TASK OBJECTIVE: Scan the lines below for the string "unité" and copy every one that has it.

Data excerpts:
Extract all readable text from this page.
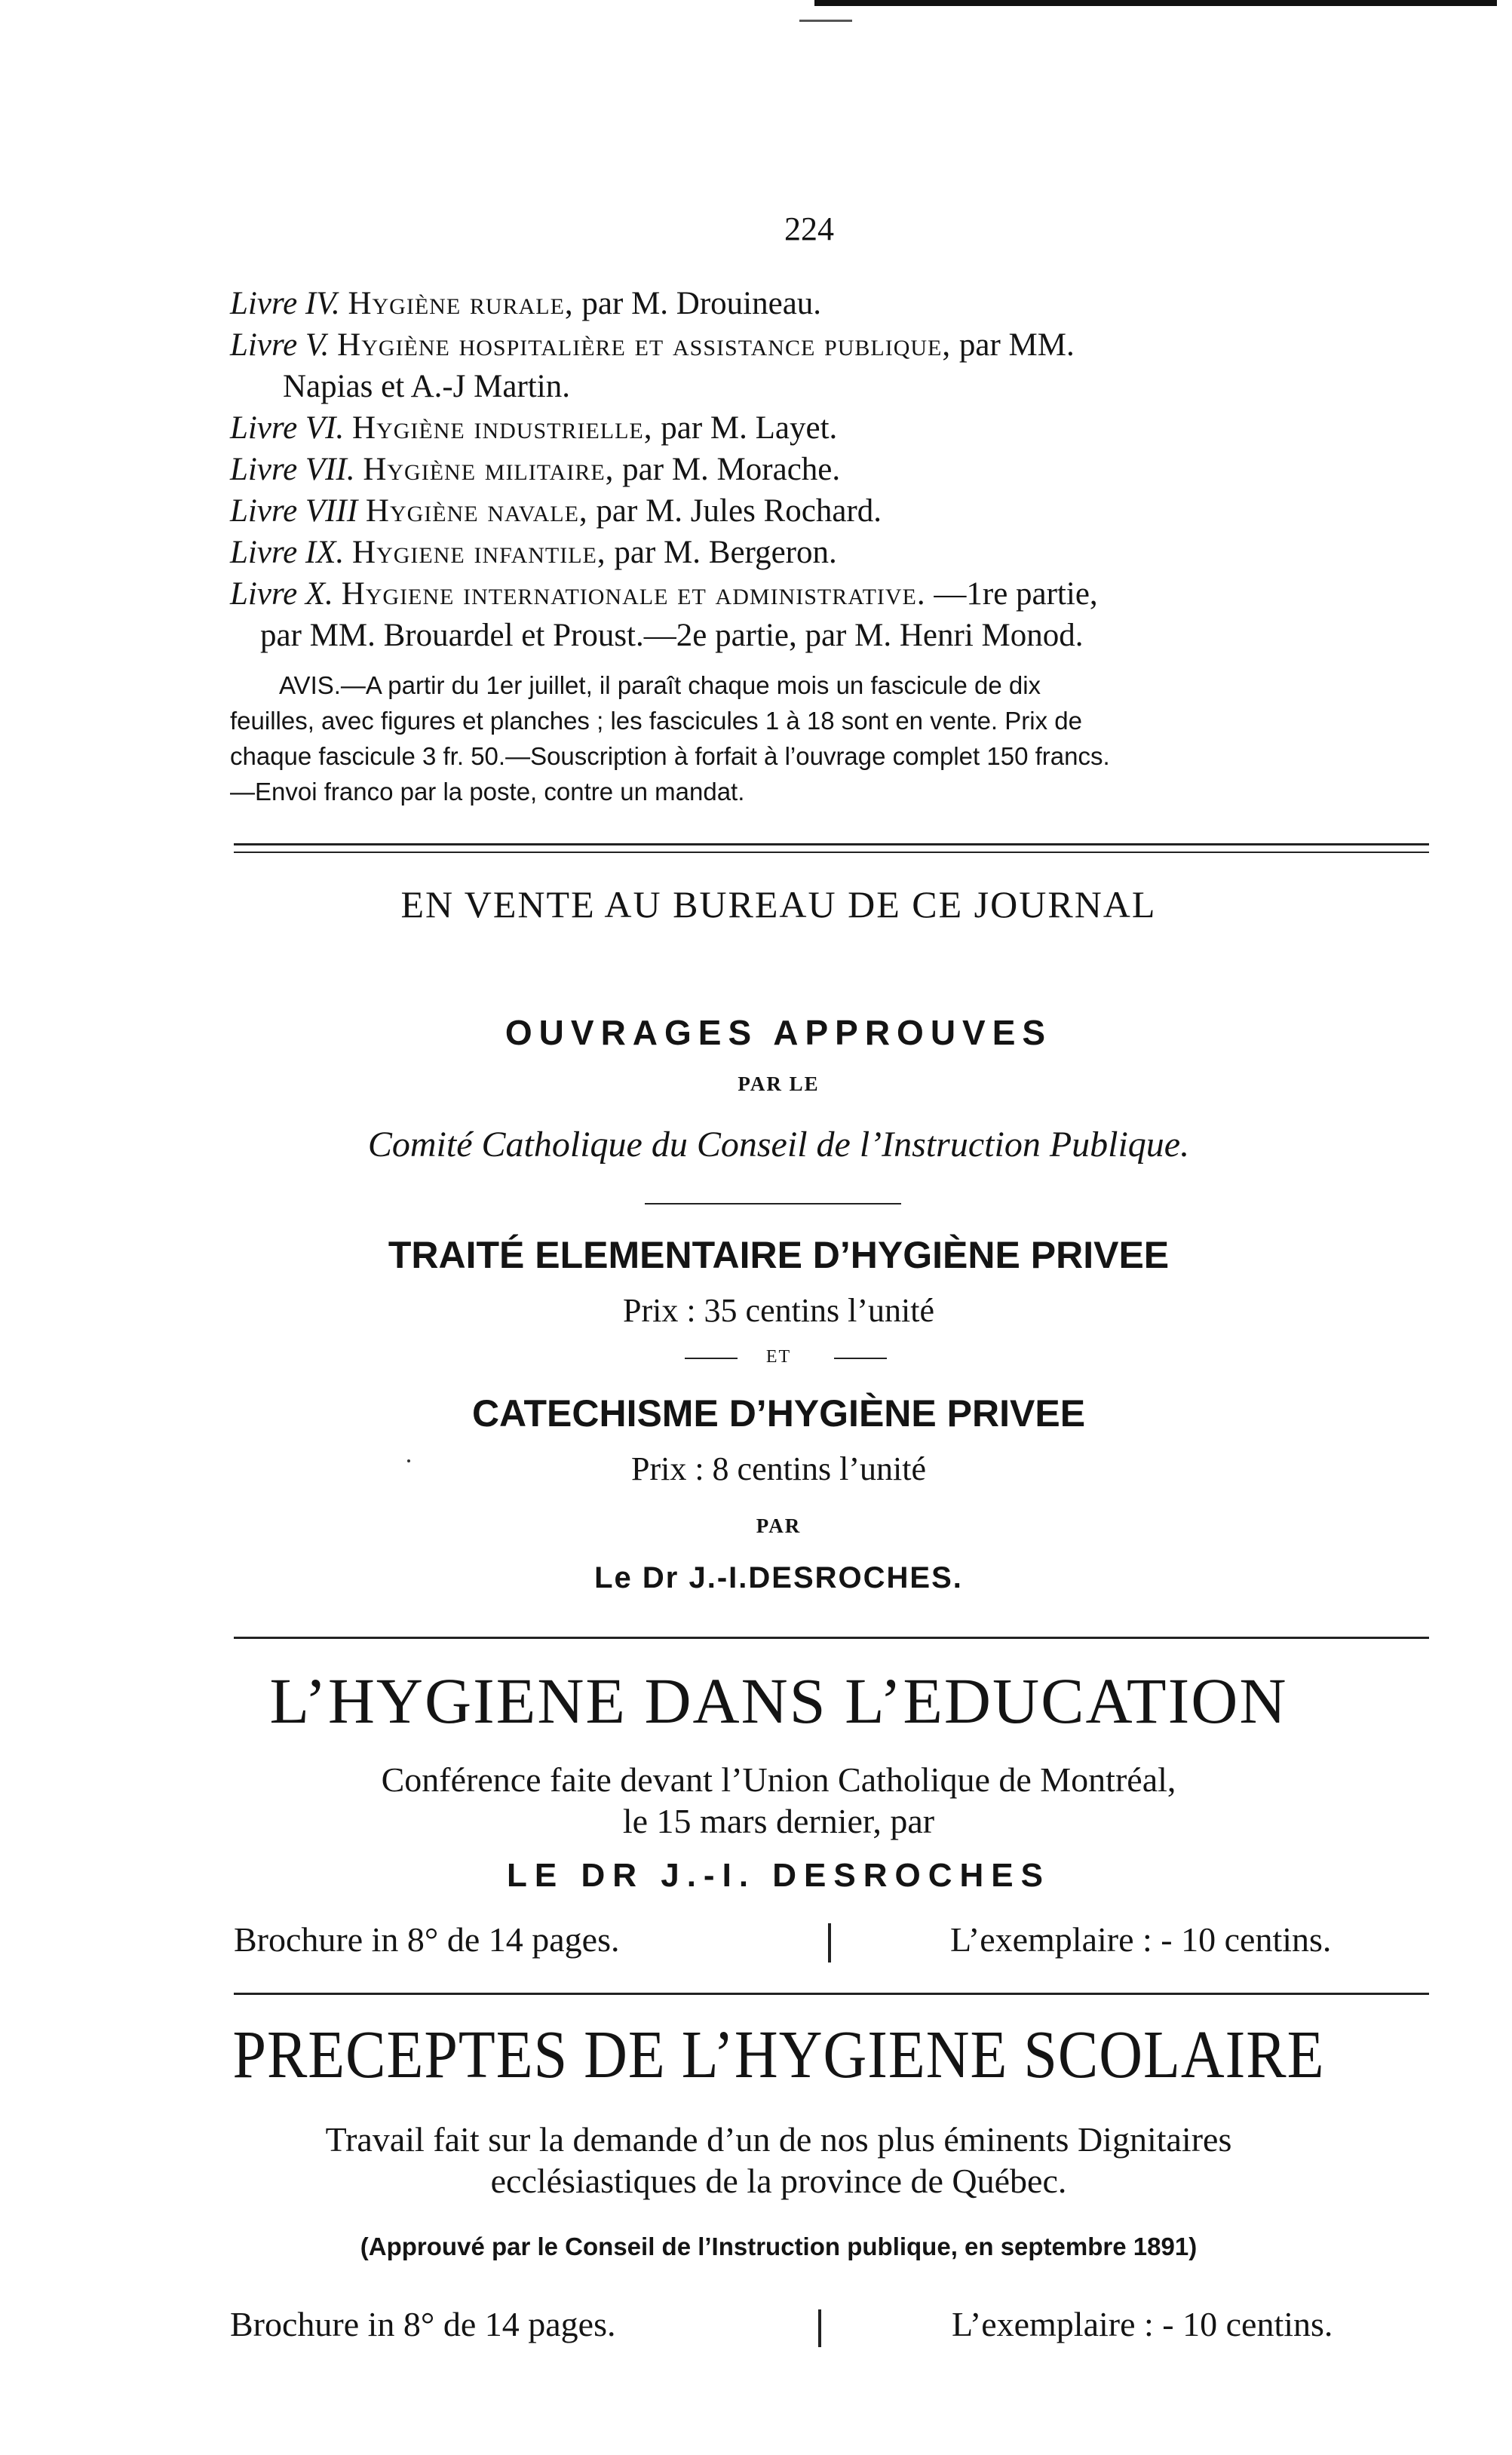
224
Livre IV. Hygiène rurale, par M. Drouineau.
Livre V. Hygiène hospitalière et assistance publique, par MM.
Napias et A.-J Martin.
Livre VI. Hygiène industrielle, par M. Layet.
Livre VII. Hygiène militaire, par M. Morache.
Livre VIII Hygiène navale, par M. Jules Rochard.
Livre IX. Hygiene infantile, par M. Bergeron.
Livre X. Hygiene internationale et administrative. —1re partie,
par MM. Brouardel et Proust.—2e partie, par M. Henri Monod.
AVIS.—A partir du 1er juillet, il paraît chaque mois un fascicule de dix
feuilles, avec figures et planches ; les fascicules 1 à 18 sont en vente. Prix de
chaque fascicule 3 fr. 50.—Souscription à forfait à l’ouvrage complet 150 francs.
—Envoi franco par la poste, contre un mandat.
EN VENTE AU BUREAU DE CE JOURNAL
OUVRAGES APPROUVES
PAR LE
Comité Catholique du Conseil de l’Instruction Publique.
TRAITÉ ELEMENTAIRE D’HYGIÈNE PRIVEE
Prix : 35 centins l’unité
ET
CATECHISME D’HYGIÈNE PRIVEE
Prix : 8 centins l’unité
PAR
Le Dr J.-I.DESROCHES.
L’HYGIENE DANS L’EDUCATION
Conférence faite devant l’Union Catholique de Montréal,
le 15 mars dernier, par
LE DR J.-I. DESROCHES
Brochure in 8° de 14 pages.	L’exemplaire : - 10 centins.
PRECEPTES DE L’HYGIENE SCOLAIRE
Travail fait sur la demande d’un de nos plus éminents Dignitaires
ecclésiastiques de la province de Québec.
(Approuvé par le Conseil de l’Instruction publique, en septembre 1891)
Brochure in 8° de 14 pages.	L’exemplaire : - 10 centins.
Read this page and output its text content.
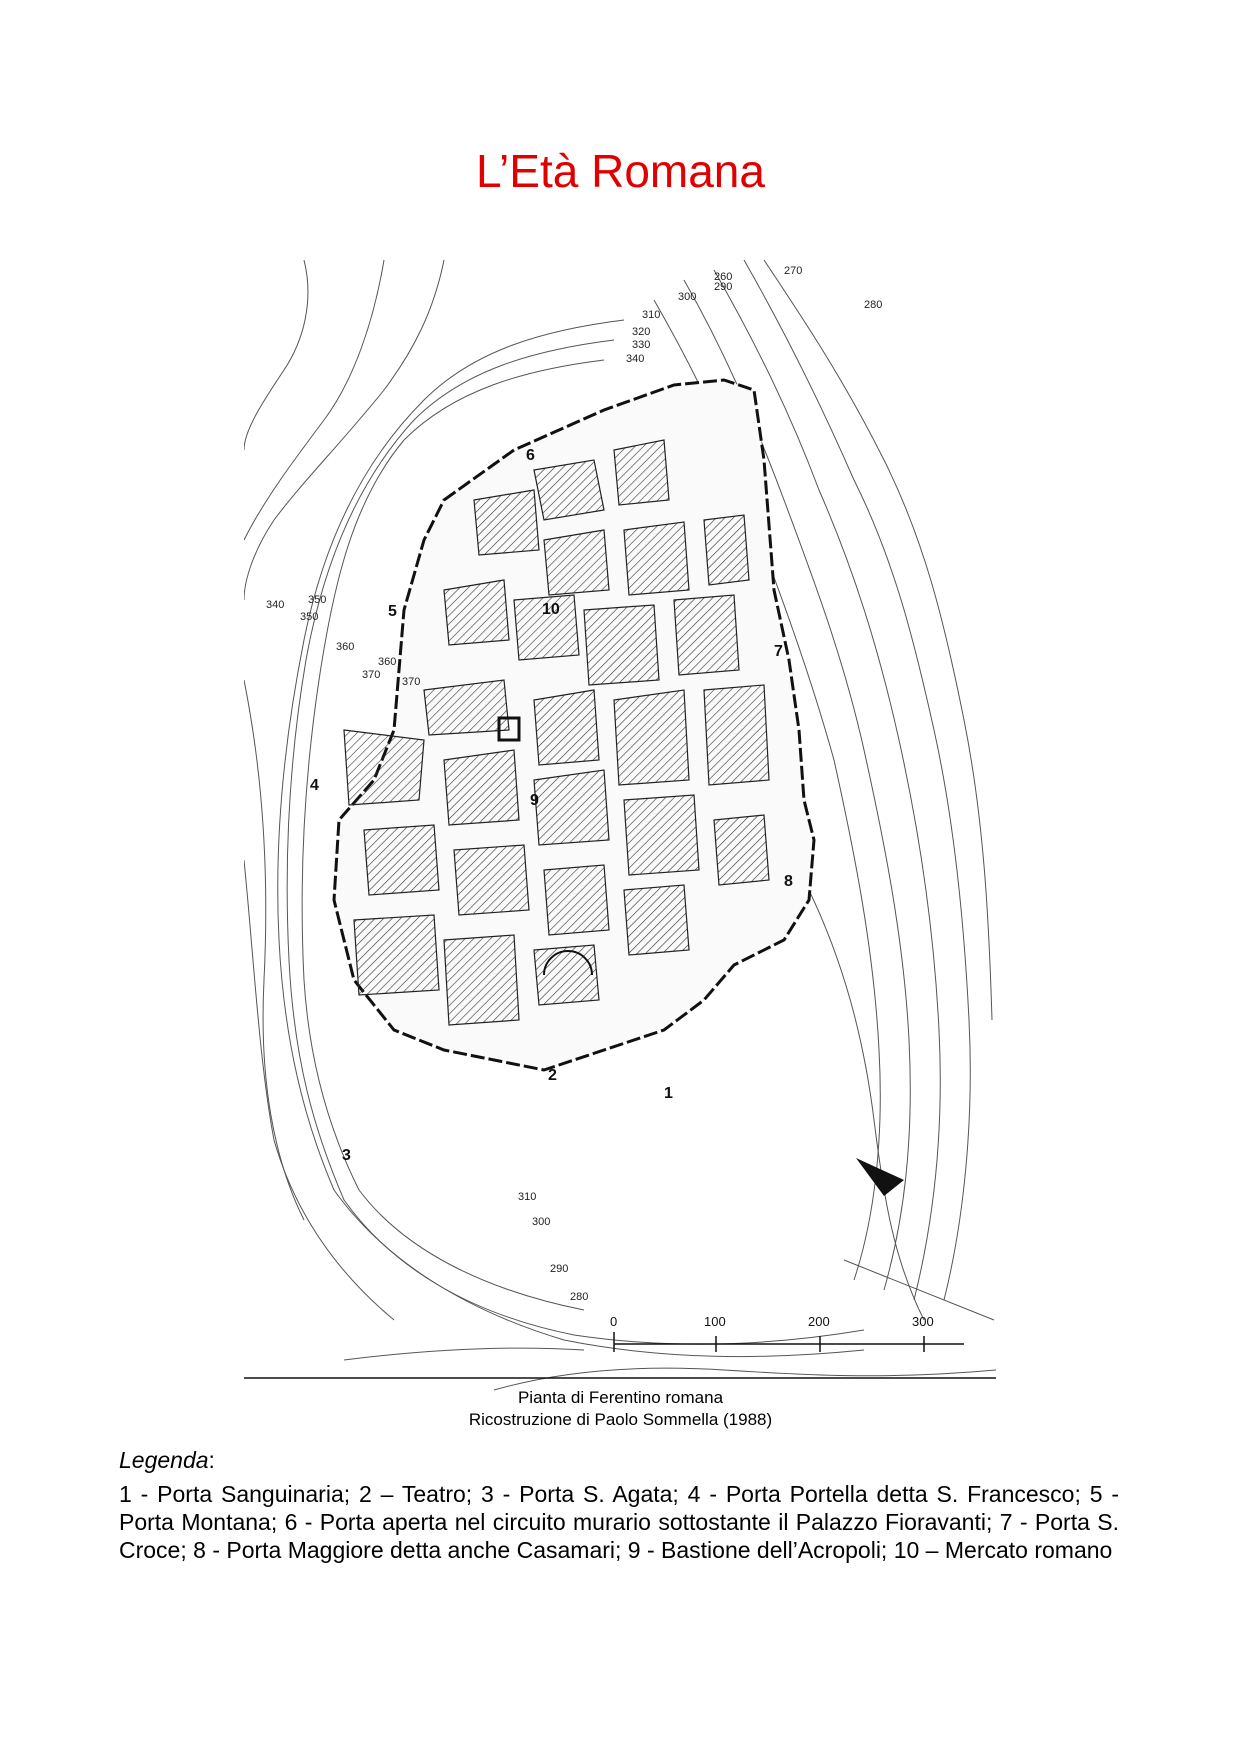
L’Età Romana
260	270
280
290
300
310
320
330
340
350
360
370
340
350
360
370
310
300
290
280
1
2
3
4
5
6
7
8
9
10
0	100	200	300
Pianta di Ferentino romana
Ricostruzione di Paolo Sommella (1988)
Legenda:
1 - Porta Sanguinaria; 2 – Teatro; 3 - Porta S. Agata; 4 - Porta Portella detta S. Francesco; 5 - Porta Montana; 6 - Porta aperta nel circuito murario sottostante il Palazzo Fioravanti; 7 - Porta S. Croce; 8 - Porta Maggiore detta anche Casamari; 9 - Bastione dell’Acropoli; 10 – Mercato romano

TASK RESPONSE:
Prix : 35 centins l’unité
Prix : 8 centins l’unité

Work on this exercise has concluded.